_Objective_. Reproduce the items unchanged, from their first line up to and including the line with "659, 753, 688]".
─── Stored data ───
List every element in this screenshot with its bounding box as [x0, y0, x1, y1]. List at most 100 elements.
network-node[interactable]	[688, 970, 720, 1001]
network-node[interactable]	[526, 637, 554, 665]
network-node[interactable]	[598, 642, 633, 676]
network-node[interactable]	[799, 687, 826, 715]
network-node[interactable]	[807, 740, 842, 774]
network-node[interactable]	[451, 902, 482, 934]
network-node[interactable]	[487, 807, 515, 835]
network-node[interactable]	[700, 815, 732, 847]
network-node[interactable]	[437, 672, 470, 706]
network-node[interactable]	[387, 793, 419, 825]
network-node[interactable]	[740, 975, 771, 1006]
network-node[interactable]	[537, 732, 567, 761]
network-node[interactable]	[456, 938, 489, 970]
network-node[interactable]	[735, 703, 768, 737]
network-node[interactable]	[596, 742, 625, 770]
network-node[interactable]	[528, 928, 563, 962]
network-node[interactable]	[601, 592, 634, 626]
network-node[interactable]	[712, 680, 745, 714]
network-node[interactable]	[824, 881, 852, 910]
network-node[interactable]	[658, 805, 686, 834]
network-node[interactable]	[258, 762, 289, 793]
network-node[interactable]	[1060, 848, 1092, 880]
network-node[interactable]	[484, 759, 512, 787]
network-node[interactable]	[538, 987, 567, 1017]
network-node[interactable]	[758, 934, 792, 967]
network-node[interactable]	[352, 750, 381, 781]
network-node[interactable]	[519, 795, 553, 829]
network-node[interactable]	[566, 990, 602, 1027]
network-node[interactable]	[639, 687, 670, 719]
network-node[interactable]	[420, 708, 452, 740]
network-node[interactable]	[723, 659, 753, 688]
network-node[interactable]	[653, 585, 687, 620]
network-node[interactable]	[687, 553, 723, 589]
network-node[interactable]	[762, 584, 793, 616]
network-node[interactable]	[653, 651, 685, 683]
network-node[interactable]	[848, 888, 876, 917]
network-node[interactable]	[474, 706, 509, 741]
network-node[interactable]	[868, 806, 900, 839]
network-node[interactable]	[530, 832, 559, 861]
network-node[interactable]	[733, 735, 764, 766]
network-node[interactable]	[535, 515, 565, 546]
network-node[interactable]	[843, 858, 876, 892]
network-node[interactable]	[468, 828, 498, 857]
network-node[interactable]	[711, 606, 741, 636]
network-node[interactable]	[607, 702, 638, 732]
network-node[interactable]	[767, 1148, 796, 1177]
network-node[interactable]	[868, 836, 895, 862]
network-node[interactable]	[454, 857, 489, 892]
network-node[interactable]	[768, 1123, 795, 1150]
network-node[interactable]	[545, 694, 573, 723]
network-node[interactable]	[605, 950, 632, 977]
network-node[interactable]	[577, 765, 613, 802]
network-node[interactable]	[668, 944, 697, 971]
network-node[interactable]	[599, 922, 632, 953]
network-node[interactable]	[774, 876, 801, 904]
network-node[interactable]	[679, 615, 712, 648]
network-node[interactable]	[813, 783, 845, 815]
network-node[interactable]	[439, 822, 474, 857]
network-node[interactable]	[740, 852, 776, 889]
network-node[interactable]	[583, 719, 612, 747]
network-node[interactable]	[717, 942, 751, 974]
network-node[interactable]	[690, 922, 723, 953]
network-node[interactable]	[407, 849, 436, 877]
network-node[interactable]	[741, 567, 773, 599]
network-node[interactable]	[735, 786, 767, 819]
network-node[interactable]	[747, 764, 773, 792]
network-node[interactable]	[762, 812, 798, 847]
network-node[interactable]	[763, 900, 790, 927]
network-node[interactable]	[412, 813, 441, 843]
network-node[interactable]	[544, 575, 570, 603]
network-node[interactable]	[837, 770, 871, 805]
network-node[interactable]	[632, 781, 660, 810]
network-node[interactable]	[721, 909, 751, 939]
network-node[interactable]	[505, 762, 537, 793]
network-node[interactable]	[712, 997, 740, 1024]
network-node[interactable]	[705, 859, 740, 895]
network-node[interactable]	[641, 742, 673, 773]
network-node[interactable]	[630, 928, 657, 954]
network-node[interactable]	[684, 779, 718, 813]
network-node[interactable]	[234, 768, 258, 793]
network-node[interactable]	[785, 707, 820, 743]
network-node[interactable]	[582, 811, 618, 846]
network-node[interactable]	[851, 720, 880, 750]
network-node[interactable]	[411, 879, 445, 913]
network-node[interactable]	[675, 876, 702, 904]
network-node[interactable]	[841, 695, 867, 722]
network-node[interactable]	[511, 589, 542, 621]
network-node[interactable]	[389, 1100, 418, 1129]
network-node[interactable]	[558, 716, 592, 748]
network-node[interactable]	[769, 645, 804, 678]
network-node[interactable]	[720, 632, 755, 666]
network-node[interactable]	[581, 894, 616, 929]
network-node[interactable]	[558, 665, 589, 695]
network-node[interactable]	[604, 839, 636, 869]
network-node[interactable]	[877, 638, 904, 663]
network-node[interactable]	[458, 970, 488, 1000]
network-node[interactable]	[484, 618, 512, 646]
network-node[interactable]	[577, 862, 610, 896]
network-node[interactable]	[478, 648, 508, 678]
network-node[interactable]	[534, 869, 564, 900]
───
_Solution for this task_.
List every element in this screenshot with its bounding box as [x0, y0, x1, y1]. List at most 100 elements.
network-node[interactable]	[688, 970, 720, 1001]
network-node[interactable]	[526, 637, 554, 665]
network-node[interactable]	[598, 642, 633, 676]
network-node[interactable]	[799, 687, 826, 715]
network-node[interactable]	[807, 740, 842, 774]
network-node[interactable]	[451, 902, 482, 934]
network-node[interactable]	[487, 807, 515, 835]
network-node[interactable]	[700, 815, 732, 847]
network-node[interactable]	[437, 672, 470, 706]
network-node[interactable]	[387, 793, 419, 825]
network-node[interactable]	[740, 975, 771, 1006]
network-node[interactable]	[537, 732, 567, 761]
network-node[interactable]	[456, 938, 489, 970]
network-node[interactable]	[735, 703, 768, 737]
network-node[interactable]	[596, 742, 625, 770]
network-node[interactable]	[528, 928, 563, 962]
network-node[interactable]	[601, 592, 634, 626]
network-node[interactable]	[712, 680, 745, 714]
network-node[interactable]	[824, 881, 852, 910]
network-node[interactable]	[658, 805, 686, 834]
network-node[interactable]	[258, 762, 289, 793]
network-node[interactable]	[1060, 848, 1092, 880]
network-node[interactable]	[484, 759, 512, 787]
network-node[interactable]	[538, 987, 567, 1017]
network-node[interactable]	[758, 934, 792, 967]
network-node[interactable]	[352, 750, 381, 781]
network-node[interactable]	[519, 795, 553, 829]
network-node[interactable]	[566, 990, 602, 1027]
network-node[interactable]	[639, 687, 670, 719]
network-node[interactable]	[420, 708, 452, 740]
network-node[interactable]	[723, 659, 753, 688]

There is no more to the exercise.